• Quoted passage:
3. Brief facts of these appeals are that the respondent/plaintiff filed suit for recovery of Rs. 3,35,00,000/- on the basis of dishonoured cheque dated 02.06.2017 under Order XXXVII Rules 1 & 2 CPC against the appellant/defendant contending therein that both the parties are close relatives and they entered into joint business in the year 2010 for setting up Housing Colonies in District Faisalabad. In the year 2017 they renditioned the accounts of business. A sum of Rs. 4,53,00,000/- was accrued in favour of the plaintiff as profit, out of which Rs. 97,00,000/- was paid whereas a Cheque No. 11562226 dated 02.06.2017 of Silk Bank Sargodha Branch regarding the remaining amount of Rs. 3,35,00,000/- was issued in favour of the appellant. On presentation of the said cheque the same was dishonoured.

• Data lines:
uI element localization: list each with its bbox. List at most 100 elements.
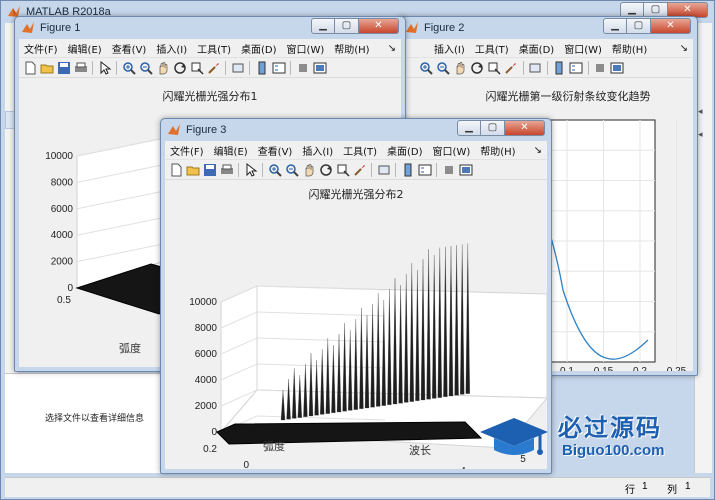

• Goals:
1) According to the summary of the appeal facts, in what year did the parties enter into joint business, and for what purpose?
2) Write a continuation of the summary of the appeal facts, starting after its last sentence.

• Answers given:
1) In 2010, for setting up Housing Colonies in District Faisalabad.

2)
Appellant/defendant filed petition for leave to appear and defend the suit in which the learned counsel of the respondent made his conceding statement on 02.10.2018 .that the plaintiff has no objection for acceptance of leave to defend subject to submission of surety bonds equivalent to suit amount. The learned Addl. District Judge, Burewala on the basis of above statement granted leave to appear and defend the suit on 08.10.2018 subject to furnishing of surety bonds equivalent to the disputed amount of Rs. 97,00,000/- with one surety in the like amount to the satisfaction of the Court with further stipulation that in case the suit is decreed in favour of the plaintiff, both defendant/appellant and the surety would be bound to pay the decretal amount. Surety bonds be deposited within 10 days. The appellant filed application for extension of time of submission of the surety which was dismissed and on the same day, suit of the respondent was decreed vide order & decree dated 18.10.2018. Hence, these appeals.
4. I have heard the learned counsels for the parties at length and gone through the record with their able assistance.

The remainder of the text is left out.